--- begin Supplied information ---
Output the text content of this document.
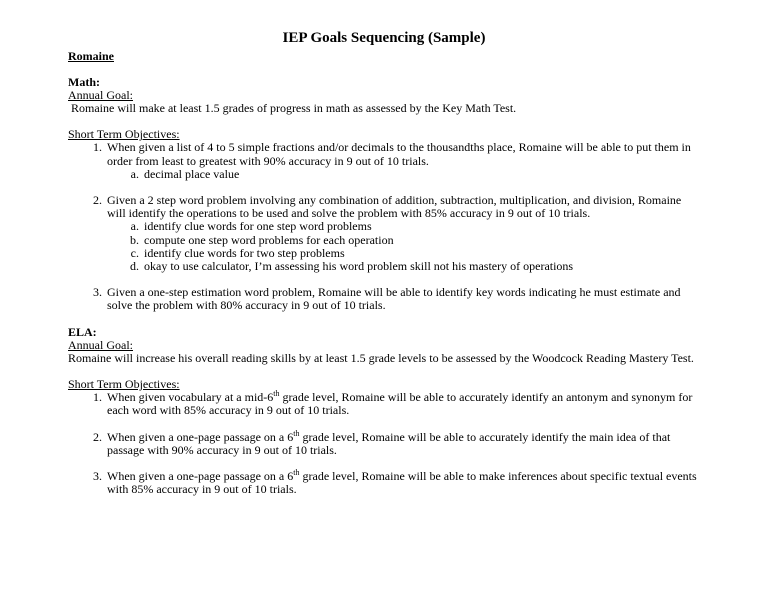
IEP Goals Sequencing (Sample)

Romaine

Math:

Annual Goal:

Romaine will make at least 1.5 grades of progress in math as assessed by the Key Math Test.

Short Term Objectives:

1. When given a list of 4 to 5 simple fractions and/or decimals to the thousandths place, Romaine will be able to put them in order from least to greatest with 90% accuracy in 9 out of 10 trials.
a. decimal place value
2. Given a 2 step word problem involving any combination of addition, subtraction, multiplication, and division, Romaine will identify the operations to be used and solve the problem with 85% accuracy in 9 out of 10 trials.
a. identify clue words for one step word problems
b. compute one step word problems for each operation
c. identify clue words for two step problems
d. okay to use calculator, I’m assessing his word problem skill not his mastery of operations
3. Given a one-step estimation word problem, Romaine will be able to identify key words indicating he must estimate and solve the problem with 80% accuracy in 9 out of 10 trials.

ELA:

Annual Goal:

Romaine will increase his overall reading skills by at least 1.5 grade levels to be assessed by the Woodcock Reading Mastery Test.

Short Term Objectives:

1. When given vocabulary at a mid-6th grade level, Romaine will be able to accurately identify an antonym and synonym for each word with 85% accuracy in 9 out of 10 trials.
2. When given a one-page passage on a 6th grade level, Romaine will be able to accurately identify the main idea of that passage with 90% accuracy in 9 out of 10 trials.
3. When given a one-page passage on a 6th grade level, Romaine will be able to make inferences about specific textual events with 85% accuracy in 9 out of 10 trials.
--- end Supplied information ---
Extract from the material all lines containing the string "trials".

1. When given a list of 4 to 5 simple fractions and/or decimals to the thousandths place, Romaine will be able to put them in order from least to greatest with 90% accuracy in 9 out of 10 trials.
2. Given a 2 step word problem involving any combination of addition, subtraction, multiplication, and division, Romaine will identify the operations to be used and solve the problem with 85% accuracy in 9 out of 10 trials.
3. Given a one-step estimation word problem, Romaine will be able to identify key words indicating he must estimate and solve the problem with 80% accuracy in 9 out of 10 trials.
1. When given vocabulary at a mid-6th grade level, Romaine will be able to accurately identify an antonym and synonym for each word with 85% accuracy in 9 out of 10 trials.
2. When given a one-page passage on a 6th grade level, Romaine will be able to accurately identify the main idea of that passage with 90% accuracy in 9 out of 10 trials.
3. When given a one-page passage on a 6th grade level, Romaine will be able to make inferences about specific textual events with 85% accuracy in 9 out of 10 trials.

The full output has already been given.